┌─ Dataset rows

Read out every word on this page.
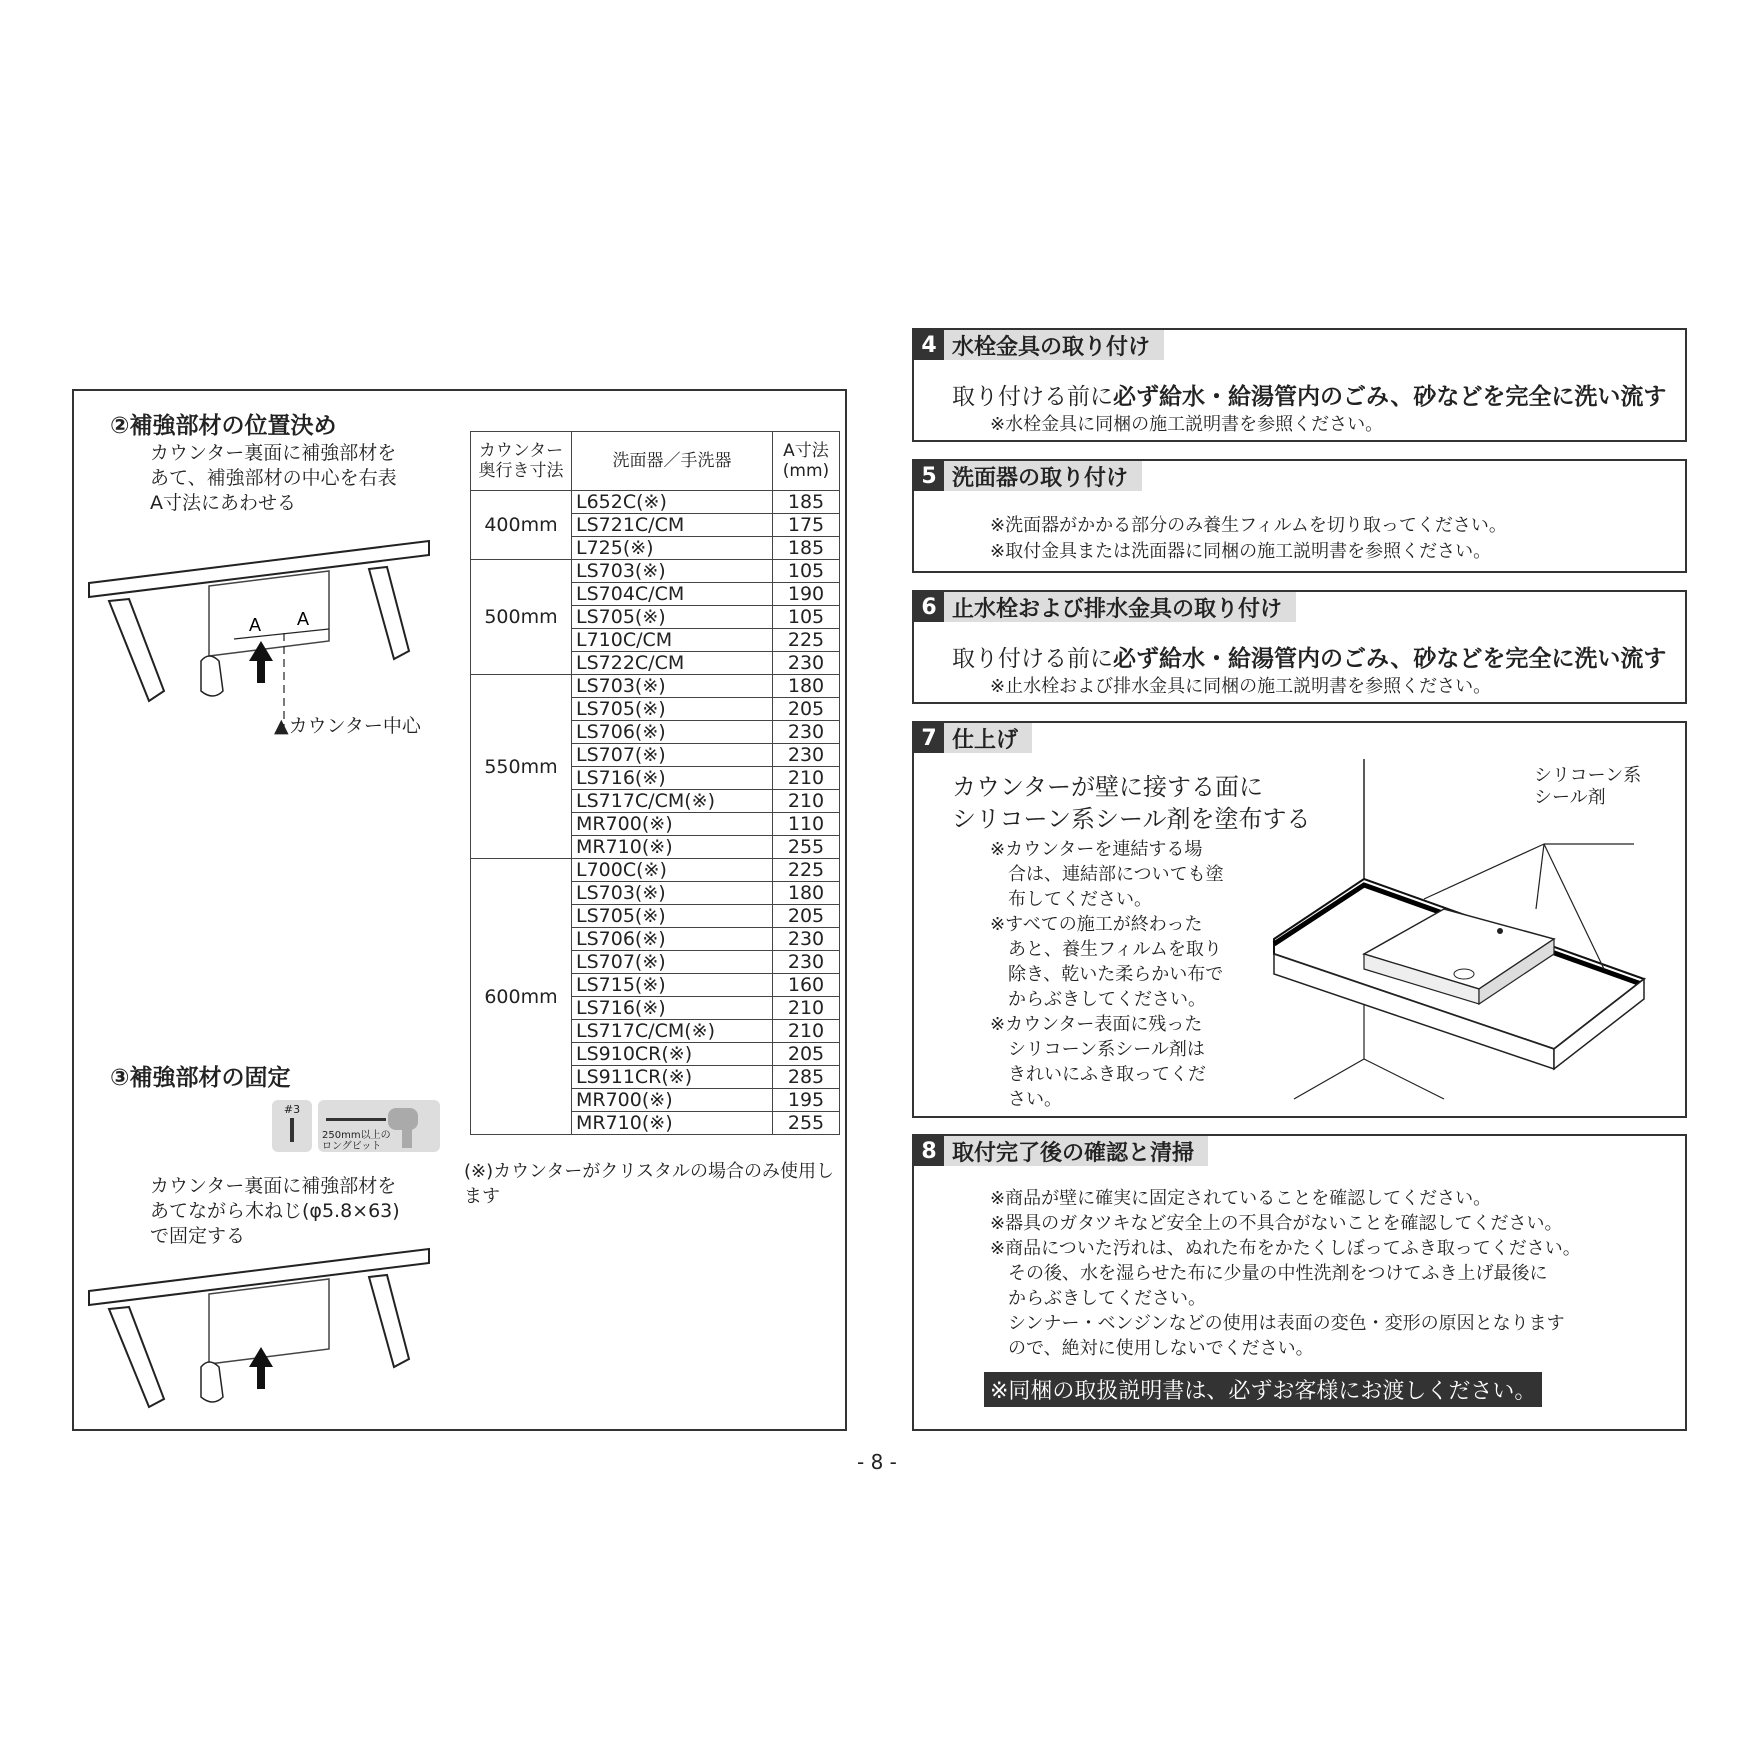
②補強部材の位置決め
カウンター裏面に補強部材を
あて、補強部材の中心を右表
A寸法にあわせる
A A
▲カウンター中心
③補強部材の固定
#3
250mm以上の
ロングビット
カウンター裏面に補強部材を
あてながら木ねじ(φ5.8×63)
で固定する
カウンター
奥行き寸法	洗面器／手洗器	A寸法
(mm)
400mm	L652C(※)	185
	LS721C/CM	175
	L725(※)	185
500mm	LS703(※)	105
	LS704C/CM	190
	LS705(※)	105
	L710C/CM	225
	LS722C/CM	230
550mm	LS703(※)	180
	LS705(※)	205
	LS706(※)	230
	LS707(※)	230
	LS716(※)	210
	LS717C/CM(※)	210
	MR700(※)	110
	MR710(※)	255
600mm	L700C(※)	225
	LS703(※)	180
	LS705(※)	205
	LS706(※)	230
	LS707(※)	230
	LS715(※)	160
	LS716(※)	210
	LS717C/CM(※)	210
	LS910CR(※)	205
	LS911CR(※)	285
	MR700(※)	195
	MR710(※)	255
(※)カウンターがクリスタルの場合のみ使用します
4 水栓金具の取り付け
取り付ける前に必ず給水・給湯管内のごみ、砂などを完全に洗い流す
※水栓金具に同梱の施工説明書を参照ください。
5 洗面器の取り付け
※洗面器がかかる部分のみ養生フィルムを切り取ってください。
※取付金具または洗面器に同梱の施工説明書を参照ください。
6 止水栓および排水金具の取り付け
取り付ける前に必ず給水・給湯管内のごみ、砂などを完全に洗い流す
※止水栓および排水金具に同梱の施工説明書を参照ください。
7 仕上げ
カウンターが壁に接する面に
シリコーン系シール剤を塗布する
※カウンターを連結する場
　合は、連結部についても塗
　布してください。
※すべての施工が終わった
　あと、養生フィルムを取り
　除き、乾いた柔らかい布で
　からぶきしてください。
※カウンター表面に残った
　シリコーン系シール剤は
　きれいにふき取ってくだ
　さい。
シリコーン系
シール剤
8 取付完了後の確認と清掃
※商品が壁に確実に固定されていることを確認してください。
※器具のガタツキなど安全上の不具合がないことを確認してください。
※商品についた汚れは、ぬれた布をかたくしぼってふき取ってください。
　その後、水を湿らせた布に少量の中性洗剤をつけてふき上げ最後に
　からぶきしてください。
　シンナー・ベンジンなどの使用は表面の変色・変形の原因となります
　ので、絶対に使用しないでください。
※同梱の取扱説明書は、必ずお客様にお渡しください。
- 8 -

└─

*Work instructions:* Keep the pictures out of your copy, and repeat every entry above exactly.

*The solution:*
Read out every word on this page.
②補強部材の位置決め
カウンター裏面に補強部材を
あて、補強部材の中心を右表
A寸法にあわせる
A A
▲カウンター中心
③補強部材の固定
#3
250mm以上の
ロングビット
カウンター裏面に補強部材を
あてながら木ねじ(φ5.8×63)
で固定する
カウンター
奥行き寸法	洗面器／手洗器	A寸法
(mm)
400mm	L652C(※)	185
	LS721C/CM	175
	L725(※)	185
500mm	LS703(※)	105
	LS704C/CM	190
	LS705(※)	105
	L710C/CM	225
	LS722C/CM	230
550mm	LS703(※)	180
	LS705(※)	205
	LS706(※)	230
	LS707(※)	230
	LS716(※)	210
	LS717C/CM(※)	210
	MR700(※)	110
	MR710(※)	255
600mm	L700C(※)	225
	LS703(※)	180
	LS705(※)	205
	LS706(※)	230
	LS707(※)	230
	LS715(※)	160
	LS716(※)	210
	LS717C/CM(※)	210
	LS910CR(※)	205
	LS911CR(※)	285
	MR700(※)	195
	MR710(※)	255
(※)カウンターがクリスタルの場合のみ使用します
4 水栓金具の取り付け
取り付ける前に必ず給水・給湯管内のごみ、砂などを完全に洗い流す
※水栓金具に同梱の施工説明書を参照ください。
5 洗面器の取り付け
※洗面器がかかる部分のみ養生フィルムを切り取ってください。
※取付金具または洗面器に同梱の施工説明書を参照ください。
6 止水栓および排水金具の取り付け
取り付ける前に必ず給水・給湯管内のごみ、砂などを完全に洗い流す
※止水栓および排水金具に同梱の施工説明書を参照ください。
7 仕上げ
カウンターが壁に接する面に
シリコーン系シール剤を塗布する
※カウンターを連結する場
　合は、連結部についても塗
　布してください。
※すべての施工が終わった
　あと、養生フィルムを取り
　除き、乾いた柔らかい布で
　からぶきしてください。
※カウンター表面に残った
　シリコーン系シール剤は
　きれいにふき取ってくだ
　さい。
シリコーン系
シール剤
8 取付完了後の確認と清掃
※商品が壁に確実に固定されていることを確認してください。
※器具のガタツキなど安全上の不具合がないことを確認してください。
※商品についた汚れは、ぬれた布をかたくしぼってふき取ってください。
　その後、水を湿らせた布に少量の中性洗剤をつけてふき上げ最後に
　からぶきしてください。
　シンナー・ベンジンなどの使用は表面の変色・変形の原因となります
　ので、絶対に使用しないでください。
※同梱の取扱説明書は、必ずお客様にお渡しください。
- 8 -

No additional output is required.